尾形修一の紫陽花(あじさい)通信

教員免許更新制に反対して2011年3月、都立高教員を退職。教育や政治、映画や本を中心に思うことを発信していきます。

都立高校(普通科学年制)の男女別定員制をどう考えるか

2021年06月13日 22時55分54秒 |  〃 (東京・大阪の教育)
 東京の都立高校で実施されている「男女別定員」を廃止すべきだという書名運動が行われている。6月9日に記者会見が行われて報道された。この問題をどう考えるべきだろうか。僕はいつもなら大体都教委を批判する記事を書くことが多いが、実はこの問題に関しては都立高校(普通科学年制)の男女別定員制はやむを得ないのではないかと思う。以下でその事を説明するが、まず東京の高校入試制制度から始めることになる。
(記者会見のようす)
 新聞では「都立高校の男女別定員廃止を」と見出しを付けるが、実はもともと商業、工業などの専門学科の定員は性別に関係ない。普通科でも単位制高校は男女別ではない。だから「普通科高校単位制やコース制以外の学年制高校)」だけが男女別定員なのである。どこかの高校では「男女別の合格最低点の違い」が270点以上もあったと報道された。1000点満点での話だが、100点満点の5教科のテストと中学の調査書を換算して1000点満点にしているのである。

 過去には様々な方法があったが、現在は基本的には「テスト700点」+「調査書300点」になっている。つまり、500点のテストを700点に換算する(1.4倍する)のである。一方、調査書は、テストをしない教科の評定を2倍して合計する。つまり、「オール5」の生徒は、5教科×5+4教科×5×2=65になり、それを300点満点に換算する。その合計点を上から順位付けする。だから、実際のテスト点で200点も離れているわけではない。テストのケアレスミスや実技教科の成績が換算の結果、大きな違いになるのである。
====================
資料を読み解く:
(1) 都立高校の男女別定員についての文章から、「普通科でも単位制高校は男女別ではない。」という一文を英語に訳すこと。
(2) 都立高校の男女別定員についての文章の続きを、最後の文のあとから書くこと。
記録はこの文章とは無関係である。
====================
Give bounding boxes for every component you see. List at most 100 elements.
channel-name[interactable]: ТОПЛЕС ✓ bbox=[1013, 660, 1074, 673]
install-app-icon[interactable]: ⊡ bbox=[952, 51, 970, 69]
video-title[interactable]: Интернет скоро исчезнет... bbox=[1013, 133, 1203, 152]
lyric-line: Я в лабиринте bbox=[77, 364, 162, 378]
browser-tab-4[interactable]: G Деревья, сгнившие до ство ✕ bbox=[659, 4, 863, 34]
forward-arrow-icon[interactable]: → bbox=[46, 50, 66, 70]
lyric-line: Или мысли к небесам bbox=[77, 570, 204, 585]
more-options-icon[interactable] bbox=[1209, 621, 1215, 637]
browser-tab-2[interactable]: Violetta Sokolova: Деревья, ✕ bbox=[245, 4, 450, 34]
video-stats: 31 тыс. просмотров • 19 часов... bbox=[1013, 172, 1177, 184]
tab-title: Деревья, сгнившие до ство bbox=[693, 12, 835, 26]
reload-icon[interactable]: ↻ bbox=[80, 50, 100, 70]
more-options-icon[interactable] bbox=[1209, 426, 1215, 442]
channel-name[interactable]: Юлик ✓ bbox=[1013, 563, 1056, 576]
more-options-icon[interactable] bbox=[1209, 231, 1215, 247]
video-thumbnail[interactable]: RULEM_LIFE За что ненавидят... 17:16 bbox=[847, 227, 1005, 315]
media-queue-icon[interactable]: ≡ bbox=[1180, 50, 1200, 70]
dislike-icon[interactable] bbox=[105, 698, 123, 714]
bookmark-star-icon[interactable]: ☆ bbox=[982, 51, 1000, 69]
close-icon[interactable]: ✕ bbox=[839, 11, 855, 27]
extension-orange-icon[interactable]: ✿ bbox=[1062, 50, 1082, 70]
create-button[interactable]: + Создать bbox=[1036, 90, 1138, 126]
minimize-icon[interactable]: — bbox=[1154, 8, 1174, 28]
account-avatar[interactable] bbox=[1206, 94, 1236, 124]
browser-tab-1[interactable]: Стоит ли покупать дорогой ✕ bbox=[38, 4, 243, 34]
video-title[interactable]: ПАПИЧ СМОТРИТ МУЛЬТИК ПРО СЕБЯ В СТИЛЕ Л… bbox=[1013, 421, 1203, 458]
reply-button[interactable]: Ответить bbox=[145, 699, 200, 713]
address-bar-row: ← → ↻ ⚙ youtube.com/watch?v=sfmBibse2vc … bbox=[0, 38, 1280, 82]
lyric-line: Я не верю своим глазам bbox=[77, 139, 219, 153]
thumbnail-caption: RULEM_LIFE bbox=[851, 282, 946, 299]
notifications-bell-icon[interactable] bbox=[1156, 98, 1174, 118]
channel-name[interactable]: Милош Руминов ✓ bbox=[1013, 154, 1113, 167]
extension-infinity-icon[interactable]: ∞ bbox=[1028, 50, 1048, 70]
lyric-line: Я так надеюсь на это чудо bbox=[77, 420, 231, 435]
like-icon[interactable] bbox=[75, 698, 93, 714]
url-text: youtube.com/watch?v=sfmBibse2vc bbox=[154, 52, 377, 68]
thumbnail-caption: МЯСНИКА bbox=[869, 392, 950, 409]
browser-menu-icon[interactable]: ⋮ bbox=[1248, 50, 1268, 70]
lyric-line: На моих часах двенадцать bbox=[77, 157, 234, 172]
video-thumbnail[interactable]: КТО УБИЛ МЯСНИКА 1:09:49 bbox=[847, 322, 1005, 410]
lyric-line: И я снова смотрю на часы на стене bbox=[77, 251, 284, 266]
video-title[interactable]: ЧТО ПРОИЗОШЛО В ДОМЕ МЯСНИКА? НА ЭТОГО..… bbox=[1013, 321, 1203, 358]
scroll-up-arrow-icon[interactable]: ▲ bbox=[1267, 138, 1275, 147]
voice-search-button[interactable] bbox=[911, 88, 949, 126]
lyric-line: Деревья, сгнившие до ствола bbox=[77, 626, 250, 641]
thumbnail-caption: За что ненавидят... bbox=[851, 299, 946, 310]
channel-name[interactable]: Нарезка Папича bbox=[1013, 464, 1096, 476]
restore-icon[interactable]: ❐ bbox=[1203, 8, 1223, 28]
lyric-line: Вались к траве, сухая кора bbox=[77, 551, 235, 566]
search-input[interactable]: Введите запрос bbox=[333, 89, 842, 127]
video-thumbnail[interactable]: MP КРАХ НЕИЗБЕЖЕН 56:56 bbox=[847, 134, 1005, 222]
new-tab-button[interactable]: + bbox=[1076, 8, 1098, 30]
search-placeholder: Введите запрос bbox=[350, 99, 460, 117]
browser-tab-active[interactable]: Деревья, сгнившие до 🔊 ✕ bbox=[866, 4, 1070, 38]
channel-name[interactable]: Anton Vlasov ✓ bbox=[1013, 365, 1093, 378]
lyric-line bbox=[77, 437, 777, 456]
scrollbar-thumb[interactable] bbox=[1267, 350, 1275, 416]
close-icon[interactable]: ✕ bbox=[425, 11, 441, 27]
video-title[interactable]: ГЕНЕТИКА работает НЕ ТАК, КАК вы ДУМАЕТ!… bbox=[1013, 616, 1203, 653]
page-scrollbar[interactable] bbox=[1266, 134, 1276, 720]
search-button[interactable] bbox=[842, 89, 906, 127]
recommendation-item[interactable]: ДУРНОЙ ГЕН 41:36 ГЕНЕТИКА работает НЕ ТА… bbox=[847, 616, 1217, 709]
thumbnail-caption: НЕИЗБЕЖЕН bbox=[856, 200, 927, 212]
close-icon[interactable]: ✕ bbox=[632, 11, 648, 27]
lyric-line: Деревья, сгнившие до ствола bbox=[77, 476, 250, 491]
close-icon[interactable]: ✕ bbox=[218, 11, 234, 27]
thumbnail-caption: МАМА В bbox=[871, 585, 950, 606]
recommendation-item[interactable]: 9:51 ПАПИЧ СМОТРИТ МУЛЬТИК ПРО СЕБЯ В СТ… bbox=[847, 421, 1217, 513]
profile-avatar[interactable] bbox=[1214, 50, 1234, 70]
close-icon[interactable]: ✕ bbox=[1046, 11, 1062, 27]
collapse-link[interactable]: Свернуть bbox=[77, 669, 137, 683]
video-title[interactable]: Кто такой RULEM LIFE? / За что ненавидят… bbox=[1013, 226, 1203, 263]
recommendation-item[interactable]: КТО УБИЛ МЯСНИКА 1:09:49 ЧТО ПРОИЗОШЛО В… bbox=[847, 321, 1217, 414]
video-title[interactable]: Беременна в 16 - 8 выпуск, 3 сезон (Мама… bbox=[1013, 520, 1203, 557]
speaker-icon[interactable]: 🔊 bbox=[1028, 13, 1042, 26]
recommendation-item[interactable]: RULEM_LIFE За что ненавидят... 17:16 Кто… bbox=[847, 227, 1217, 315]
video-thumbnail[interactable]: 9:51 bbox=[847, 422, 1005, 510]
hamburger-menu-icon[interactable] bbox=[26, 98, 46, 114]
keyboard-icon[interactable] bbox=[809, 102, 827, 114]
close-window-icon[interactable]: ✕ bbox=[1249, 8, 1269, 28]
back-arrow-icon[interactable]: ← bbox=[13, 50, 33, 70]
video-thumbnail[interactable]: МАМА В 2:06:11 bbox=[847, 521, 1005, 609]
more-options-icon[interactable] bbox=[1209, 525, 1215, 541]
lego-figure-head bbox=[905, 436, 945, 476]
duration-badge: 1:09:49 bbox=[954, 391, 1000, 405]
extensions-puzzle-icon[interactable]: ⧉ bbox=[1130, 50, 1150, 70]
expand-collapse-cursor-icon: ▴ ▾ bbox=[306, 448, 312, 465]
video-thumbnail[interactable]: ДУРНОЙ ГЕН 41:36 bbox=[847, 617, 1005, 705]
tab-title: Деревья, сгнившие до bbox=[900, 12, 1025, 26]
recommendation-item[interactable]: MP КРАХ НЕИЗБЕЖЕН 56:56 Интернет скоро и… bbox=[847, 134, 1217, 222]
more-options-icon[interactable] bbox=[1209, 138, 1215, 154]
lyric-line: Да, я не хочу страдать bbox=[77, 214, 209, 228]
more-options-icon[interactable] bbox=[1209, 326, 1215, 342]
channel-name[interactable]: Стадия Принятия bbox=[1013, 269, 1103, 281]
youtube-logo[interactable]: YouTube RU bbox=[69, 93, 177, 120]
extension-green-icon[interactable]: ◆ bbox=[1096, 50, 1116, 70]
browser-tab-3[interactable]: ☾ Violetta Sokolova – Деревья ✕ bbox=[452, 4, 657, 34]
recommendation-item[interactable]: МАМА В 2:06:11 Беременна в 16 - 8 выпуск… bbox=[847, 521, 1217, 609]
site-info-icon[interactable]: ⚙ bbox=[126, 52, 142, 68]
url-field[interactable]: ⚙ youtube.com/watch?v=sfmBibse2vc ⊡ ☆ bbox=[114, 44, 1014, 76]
====================
課題別の結果:
(1) Even in the general course, credit-system high schools do not have separate quotas for boys and girls.

(2)
(書名サイト)
 東京の高校入試には全国のどことも違う特殊な要因がある。私立高校が多いのである。だから、都立高校は自分の都合だけで定員を決められない。毎年東京都と「一般財団法人東京私立中学高等学校協会」との間で、「公私連絡協議会」を開いている。今年度に関しては「令和3年度高等学校就学計画について」という文書が発表されている。それによると、都内公立中卒業予定者7万3062人、高校進学率を95%、国立・他県私立・高専等進学者を3600人とする。残りの6万5900人の内、2万6700人を私立が、3万9200人が都立が受け入れるとしている。

 何でそこまでするのか。高等教育である大学なら浪人するのは珍しくないし、地方から来て下宿して大学に通ったりする。しかし、高校の場合(離島などの特別な場合を除き)、大部分の中学生は自宅から通えるどこかの高校に進学したいと考えている。浪人して過年度で高校へ進学する人は非常に少ないだろう。だから、「どこの高校にも入れない」という生徒を出さないようにする必要がある。少子化で都立高校には空き教室があるだろうから、都立でもっと受け入れることも可能だろう。だがその場合、私立高校の経営に大きな影響を与えるので、公私間で細かく受け入れ生徒数を決めるわけである。

 私立高校は21世紀になって、中高一貫化共学化して名前も変えた学校が多い。(例えば、日本橋女学館は2018年度より開智日本橋学園という共学の中高一貫校になった。)それでも男子校、女子校は数多い。進学実績が高い難関校として知られる「御三家」(開成、麻布、武蔵)、「女子御三家」(桜蔭学園・女子学院・雙葉学園)はどれも別学校である。名前に「女」が入っている神田女学園、江戸川女子、滝野川女子学園、藤村女子、潤徳女子、蒲田女子などは当然女子校。私立高校の男女別定員は出ていないが、全体として女子校の方が多いのは間違いない。

 都立高校には「男女別定員制の緩和」という不思議な仕組みがある。「男女別の募集人員の各9割に相当する人員までを男女別の総合成績の順により決定した後、募集人員の1割に相当する人員を、男女合同の総合成績の順により決定」するというのである。男女別定員といいながら、合格線上の生徒は性別に関係なく決めるというのである。区部32校、多摩地区10校が採用している。都立高だって、出来れば成績の良い生徒を合格させたいのである。「男女別定員」とは大乗的見地に立って私学のために枠を空けているのである。
(男女別合格点には差がある)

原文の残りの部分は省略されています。